*DOCUMENT:*
More than 20 students spent the fall 2023 semester documenting oral histories of nine Waialeʻe kūpuna as part of Ethnic Studies and Anthropology Professor Ty Kāwika Tengan’s North Shore Field School course. The students presented their final projects to the community at a hōʻike event on December 2, hosted in partnership with the North Shore Community Land Trust. The community organization was instrumental in forging partnerships with UH, providing connections to community and kūpuna, site access and hosting events.

“This is a really unique, important opportunity for students to do community-based work with both the Hawaiian community, as well as non-Hawaiian community members who have long standing ties to the place,” Tengan said. “We’re looking to instill in them an ethical sense, a kuleana-based approach to honoring the words of our narrators, the storytellers sharing their life experiences. It’s something that can only happen in a field school situation.”

*WHAT THE TASK ASKS:* Could you reproduce, word for word, the part of the North Shore Field School passage that begins at "More than 20" and stops after "and hosting events."?

*ENTRIES:*
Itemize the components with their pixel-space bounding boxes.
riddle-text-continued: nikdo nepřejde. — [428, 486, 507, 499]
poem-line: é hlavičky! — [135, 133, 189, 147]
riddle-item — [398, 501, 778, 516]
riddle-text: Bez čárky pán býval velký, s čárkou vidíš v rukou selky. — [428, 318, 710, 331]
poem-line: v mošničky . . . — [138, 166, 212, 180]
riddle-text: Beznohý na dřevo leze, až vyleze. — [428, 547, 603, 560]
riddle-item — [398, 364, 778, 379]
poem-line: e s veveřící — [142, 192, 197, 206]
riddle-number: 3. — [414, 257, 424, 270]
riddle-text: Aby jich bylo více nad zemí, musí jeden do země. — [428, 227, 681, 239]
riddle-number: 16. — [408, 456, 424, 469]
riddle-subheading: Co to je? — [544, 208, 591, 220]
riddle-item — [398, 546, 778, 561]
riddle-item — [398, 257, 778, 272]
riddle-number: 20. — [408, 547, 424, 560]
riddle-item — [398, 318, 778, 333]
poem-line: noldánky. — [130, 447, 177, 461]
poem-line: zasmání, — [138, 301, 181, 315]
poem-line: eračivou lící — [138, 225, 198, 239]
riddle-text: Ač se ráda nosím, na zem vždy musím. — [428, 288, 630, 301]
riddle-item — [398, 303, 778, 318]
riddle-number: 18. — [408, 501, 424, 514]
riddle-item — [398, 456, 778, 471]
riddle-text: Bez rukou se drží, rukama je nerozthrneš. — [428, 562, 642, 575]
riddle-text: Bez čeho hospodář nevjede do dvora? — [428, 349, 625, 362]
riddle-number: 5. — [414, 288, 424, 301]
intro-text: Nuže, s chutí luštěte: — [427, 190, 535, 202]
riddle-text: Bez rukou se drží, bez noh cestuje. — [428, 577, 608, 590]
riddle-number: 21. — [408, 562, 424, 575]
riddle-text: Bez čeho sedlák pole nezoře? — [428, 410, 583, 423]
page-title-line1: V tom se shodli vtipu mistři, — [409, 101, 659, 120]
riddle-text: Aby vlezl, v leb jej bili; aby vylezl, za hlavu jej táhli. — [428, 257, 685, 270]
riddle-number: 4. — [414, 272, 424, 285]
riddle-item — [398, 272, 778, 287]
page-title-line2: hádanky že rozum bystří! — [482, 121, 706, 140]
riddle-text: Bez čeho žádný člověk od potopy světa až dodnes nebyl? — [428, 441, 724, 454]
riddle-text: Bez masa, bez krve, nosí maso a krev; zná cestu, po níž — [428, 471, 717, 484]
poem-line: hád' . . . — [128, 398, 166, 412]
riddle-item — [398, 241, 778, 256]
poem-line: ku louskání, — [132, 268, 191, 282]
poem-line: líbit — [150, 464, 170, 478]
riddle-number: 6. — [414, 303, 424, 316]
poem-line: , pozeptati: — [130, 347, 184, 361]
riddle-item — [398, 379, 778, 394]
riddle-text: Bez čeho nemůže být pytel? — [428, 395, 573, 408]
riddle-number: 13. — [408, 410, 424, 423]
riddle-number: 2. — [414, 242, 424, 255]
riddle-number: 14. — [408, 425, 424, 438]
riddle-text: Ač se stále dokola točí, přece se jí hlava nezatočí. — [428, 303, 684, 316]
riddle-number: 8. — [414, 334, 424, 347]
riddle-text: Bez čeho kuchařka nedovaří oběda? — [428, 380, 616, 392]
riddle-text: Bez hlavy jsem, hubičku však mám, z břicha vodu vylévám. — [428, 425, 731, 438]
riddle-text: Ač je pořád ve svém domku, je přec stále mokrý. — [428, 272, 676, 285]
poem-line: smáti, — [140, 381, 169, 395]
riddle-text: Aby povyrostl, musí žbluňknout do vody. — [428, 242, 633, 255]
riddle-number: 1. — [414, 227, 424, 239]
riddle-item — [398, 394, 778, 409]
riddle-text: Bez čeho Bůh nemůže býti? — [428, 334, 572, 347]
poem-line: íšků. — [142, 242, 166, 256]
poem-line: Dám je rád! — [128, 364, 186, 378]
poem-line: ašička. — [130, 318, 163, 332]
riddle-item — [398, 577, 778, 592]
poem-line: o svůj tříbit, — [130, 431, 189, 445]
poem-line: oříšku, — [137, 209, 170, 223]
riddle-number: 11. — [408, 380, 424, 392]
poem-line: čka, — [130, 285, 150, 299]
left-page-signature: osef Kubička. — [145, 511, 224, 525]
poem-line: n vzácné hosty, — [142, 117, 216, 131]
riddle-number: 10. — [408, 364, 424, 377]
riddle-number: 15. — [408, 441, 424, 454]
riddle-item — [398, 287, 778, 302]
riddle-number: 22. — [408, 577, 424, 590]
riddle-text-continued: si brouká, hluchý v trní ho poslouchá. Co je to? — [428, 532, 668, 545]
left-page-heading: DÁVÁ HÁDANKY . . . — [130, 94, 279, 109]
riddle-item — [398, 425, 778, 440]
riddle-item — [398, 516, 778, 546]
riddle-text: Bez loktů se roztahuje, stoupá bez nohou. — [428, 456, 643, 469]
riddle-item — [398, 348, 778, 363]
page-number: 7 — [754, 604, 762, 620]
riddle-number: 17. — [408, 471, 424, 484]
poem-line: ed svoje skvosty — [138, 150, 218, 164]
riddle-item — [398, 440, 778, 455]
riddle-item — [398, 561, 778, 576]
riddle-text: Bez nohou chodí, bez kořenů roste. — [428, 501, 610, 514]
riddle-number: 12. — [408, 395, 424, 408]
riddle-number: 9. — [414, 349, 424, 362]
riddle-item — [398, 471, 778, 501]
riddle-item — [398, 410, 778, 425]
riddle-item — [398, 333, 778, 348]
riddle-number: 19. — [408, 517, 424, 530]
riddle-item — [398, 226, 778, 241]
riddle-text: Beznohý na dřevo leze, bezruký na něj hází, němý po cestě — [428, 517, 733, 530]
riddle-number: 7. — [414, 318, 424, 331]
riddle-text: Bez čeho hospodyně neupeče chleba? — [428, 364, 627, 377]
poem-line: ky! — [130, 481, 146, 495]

*RESULT BELOW:*
More than 20 students spent the fall 2023 semester documenting oral histories of nine Waialeʻe kūpuna as part of Ethnic Studies and Anthropology Professor Ty Kāwika Tengan’s North Shore Field School course. The students presented their final projects to the community at a hōʻike event on December 2, hosted in partnership with the North Shore Community Land Trust. The community organization was instrumental in forging partnerships with UH, providing connections to community and kūpuna, site access and hosting events.